***** SUPPLIED DATA *****

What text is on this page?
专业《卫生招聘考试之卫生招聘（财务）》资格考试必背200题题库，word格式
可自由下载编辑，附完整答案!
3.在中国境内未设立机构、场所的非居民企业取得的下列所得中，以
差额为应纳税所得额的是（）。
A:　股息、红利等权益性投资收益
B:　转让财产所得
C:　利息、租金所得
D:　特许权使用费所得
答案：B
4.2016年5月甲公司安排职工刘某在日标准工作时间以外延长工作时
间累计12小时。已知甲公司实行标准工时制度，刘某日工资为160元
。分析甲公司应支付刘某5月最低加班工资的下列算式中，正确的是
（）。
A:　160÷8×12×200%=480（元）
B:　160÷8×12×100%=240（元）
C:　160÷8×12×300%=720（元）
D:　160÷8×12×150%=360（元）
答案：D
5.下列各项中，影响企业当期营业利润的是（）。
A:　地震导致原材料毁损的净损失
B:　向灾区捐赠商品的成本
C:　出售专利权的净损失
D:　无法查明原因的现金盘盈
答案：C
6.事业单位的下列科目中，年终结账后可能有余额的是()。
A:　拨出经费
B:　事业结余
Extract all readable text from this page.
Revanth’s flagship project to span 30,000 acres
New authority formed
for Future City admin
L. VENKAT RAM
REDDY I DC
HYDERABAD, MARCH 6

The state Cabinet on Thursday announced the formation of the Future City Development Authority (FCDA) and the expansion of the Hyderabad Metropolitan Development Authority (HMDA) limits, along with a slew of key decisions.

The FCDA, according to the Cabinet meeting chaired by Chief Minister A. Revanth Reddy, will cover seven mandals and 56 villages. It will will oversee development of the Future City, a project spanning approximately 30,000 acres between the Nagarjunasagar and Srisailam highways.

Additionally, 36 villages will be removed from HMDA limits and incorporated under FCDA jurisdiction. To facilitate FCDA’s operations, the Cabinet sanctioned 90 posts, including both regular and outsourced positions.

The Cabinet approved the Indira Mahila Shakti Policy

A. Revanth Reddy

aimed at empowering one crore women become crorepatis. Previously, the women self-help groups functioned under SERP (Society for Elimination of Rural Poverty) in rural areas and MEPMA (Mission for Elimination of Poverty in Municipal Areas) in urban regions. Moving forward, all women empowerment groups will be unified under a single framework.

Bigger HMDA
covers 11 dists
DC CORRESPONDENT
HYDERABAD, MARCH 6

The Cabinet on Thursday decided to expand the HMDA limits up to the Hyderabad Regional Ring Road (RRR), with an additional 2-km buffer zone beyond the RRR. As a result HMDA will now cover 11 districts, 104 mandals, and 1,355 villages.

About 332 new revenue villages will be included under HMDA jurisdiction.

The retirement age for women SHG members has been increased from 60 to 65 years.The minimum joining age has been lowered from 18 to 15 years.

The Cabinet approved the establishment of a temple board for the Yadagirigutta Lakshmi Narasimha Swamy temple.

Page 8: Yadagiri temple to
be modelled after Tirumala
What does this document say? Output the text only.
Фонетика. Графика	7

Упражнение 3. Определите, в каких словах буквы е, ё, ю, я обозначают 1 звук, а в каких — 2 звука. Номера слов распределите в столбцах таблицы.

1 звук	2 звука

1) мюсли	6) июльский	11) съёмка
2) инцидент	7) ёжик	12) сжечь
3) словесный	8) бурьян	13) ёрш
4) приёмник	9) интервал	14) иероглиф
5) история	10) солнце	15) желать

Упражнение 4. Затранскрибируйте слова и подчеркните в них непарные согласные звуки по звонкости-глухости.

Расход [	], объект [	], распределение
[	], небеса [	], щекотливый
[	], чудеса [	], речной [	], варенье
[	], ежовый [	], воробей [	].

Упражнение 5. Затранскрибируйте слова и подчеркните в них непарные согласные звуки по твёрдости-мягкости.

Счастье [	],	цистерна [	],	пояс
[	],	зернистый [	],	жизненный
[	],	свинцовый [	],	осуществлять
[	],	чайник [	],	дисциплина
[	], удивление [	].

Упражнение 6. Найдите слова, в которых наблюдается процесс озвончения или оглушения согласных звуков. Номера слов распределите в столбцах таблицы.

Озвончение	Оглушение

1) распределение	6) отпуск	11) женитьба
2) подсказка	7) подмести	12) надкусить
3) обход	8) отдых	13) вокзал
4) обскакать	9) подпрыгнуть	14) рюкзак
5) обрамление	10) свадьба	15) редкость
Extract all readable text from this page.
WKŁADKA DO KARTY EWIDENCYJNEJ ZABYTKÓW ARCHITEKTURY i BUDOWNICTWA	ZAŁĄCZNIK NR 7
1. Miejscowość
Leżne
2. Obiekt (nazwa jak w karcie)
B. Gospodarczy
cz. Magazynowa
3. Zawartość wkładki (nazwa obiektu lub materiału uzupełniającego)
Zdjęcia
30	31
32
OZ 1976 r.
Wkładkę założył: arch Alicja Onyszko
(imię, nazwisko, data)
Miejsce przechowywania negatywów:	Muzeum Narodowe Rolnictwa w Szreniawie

*****

◆ **WHAT IS ASKED**: Restate the records, all of them, precisely as written.

◆ **RESULT BELOW**:
What text is on this page?
专业《卫生招聘考试之卫生招聘（财务）》资格考试必背200题题库，word格式
可自由下载编辑，附完整答案!
3.在中国境内未设立机构、场所的非居民企业取得的下列所得中，以
差额为应纳税所得额的是（）。
A:　股息、红利等权益性投资收益
B:　转让财产所得
C:　利息、租金所得
D:　特许权使用费所得
答案：B
4.2016年5月甲公司安排职工刘某在日标准工作时间以外延长工作时
间累计12小时。已知甲公司实行标准工时制度，刘某日工资为160元
。分析甲公司应支付刘某5月最低加班工资的下列算式中，正确的是
（）。
A:　160÷8×12×200%=480（元）
B:　160÷8×12×100%=240（元）
C:　160÷8×12×300%=720（元）
D:　160÷8×12×150%=360（元）
答案：D
5.下列各项中，影响企业当期营业利润的是（）。
A:　地震导致原材料毁损的净损失
B:　向灾区捐赠商品的成本
C:　出售专利权的净损失
D:　无法查明原因的现金盘盈
答案：C
6.事业单位的下列科目中，年终结账后可能有余额的是()。
A:　拨出经费
B:　事业结余
Extract all readable text from this page.
Revanth’s flagship project to span 30,000 acres
New authority formed
for Future City admin
L. VENKAT RAM
REDDY I DC
HYDERABAD, MARCH 6

The state Cabinet on Thursday announced the formation of the Future City Development Authority (FCDA) and the expansion of the Hyderabad Metropolitan Development Authority (HMDA) limits, along with a slew of key decisions.

The FCDA, according to the Cabinet meeting chaired by Chief Minister A. Revanth Reddy, will cover seven mandals and 56 villages. It will will oversee development of the Future City, a project spanning approximately 30,000 acres between the Nagarjunasagar and Srisailam highways.

Additionally, 36 villages will be removed from HMDA limits and incorporated under FCDA jurisdiction. To facilitate FCDA’s operations, the Cabinet sanctioned 90 posts, including both regular and outsourced positions.

The Cabinet approved the Indira Mahila Shakti Policy

A. Revanth Reddy

aimed at empowering one crore women become crorepatis. Previously, the women self-help groups functioned under SERP (Society for Elimination of Rural Poverty) in rural areas and MEPMA (Mission for Elimination of Poverty in Municipal Areas) in urban regions. Moving forward, all women empowerment groups will be unified under a single framework.

Bigger HMDA
covers 11 dists
DC CORRESPONDENT
HYDERABAD, MARCH 6

The Cabinet on Thursday decided to expand the HMDA limits up to the Hyderabad Regional Ring Road (RRR), with an additional 2-km buffer zone beyond the RRR. As a result HMDA will now cover 11 districts, 104 mandals, and 1,355 villages.

About 332 new revenue villages will be included under HMDA jurisdiction.

The retirement age for women SHG members has been increased from 60 to 65 years.The minimum joining age has been lowered from 18 to 15 years.

The Cabinet approved the establishment of a temple board for the Yadagirigutta Lakshmi Narasimha Swamy temple.

Page 8: Yadagiri temple to
be modelled after Tirumala
What does this document say? Output the text only.
Фонетика. Графика	7

Упражнение 3. Определите, в каких словах буквы е, ё, ю, я обозначают 1 звук, а в каких — 2 звука. Номера слов распределите в столбцах таблицы.

1 звук	2 звука

1) мюсли	6) июльский	11) съёмка
2) инцидент	7) ёжик	12) сжечь
3) словесный	8) бурьян	13) ёрш
4) приёмник	9) интервал	14) иероглиф
5) история	10) солнце	15) желать

Упражнение 4. Затранскрибируйте слова и подчеркните в них непарные согласные звуки по звонкости-глухости.

Расход [	], объект [	], распределение
[	], небеса [	], щекотливый
[	], чудеса [	], речной [	], варенье
[	], ежовый [	], воробей [	].

Упражнение 5. Затранскрибируйте слова и подчеркните в них непарные согласные звуки по твёрдости-мягкости.

Счастье [	],	цистерна [	],	пояс
[	],	зернистый [	],	жизненный
[	],	свинцовый [	],	осуществлять
[	],	чайник [	],	дисциплина
[	], удивление [	].

Упражнение 6. Найдите слова, в которых наблюдается процесс озвончения или оглушения согласных звуков. Номера слов распределите в столбцах таблицы.

Озвончение	Оглушение

1) распределение	6) отпуск	11) женитьба
2) подсказка	7) подмести	12) надкусить
3) обход	8) отдых	13) вокзал
4) обскакать	9) подпрыгнуть	14) рюкзак
5) обрамление	10) свадьба	15) редкость
Extract all readable text from this page.
WKŁADKA DO KARTY EWIDENCYJNEJ ZABYTKÓW ARCHITEKTURY i BUDOWNICTWA	ZAŁĄCZNIK NR 7
1. Miejscowość
Leżne
2. Obiekt (nazwa jak w karcie)
B. Gospodarczy
cz. Magazynowa
3. Zawartość wkładki (nazwa obiektu lub materiału uzupełniającego)
Zdjęcia
30	31
32
OZ 1976 r.
Wkładkę założył: arch Alicja Onyszko
(imię, nazwisko, data)
Miejsce przechowywania negatywów:	Muzeum Narodowe Rolnictwa w Szreniawie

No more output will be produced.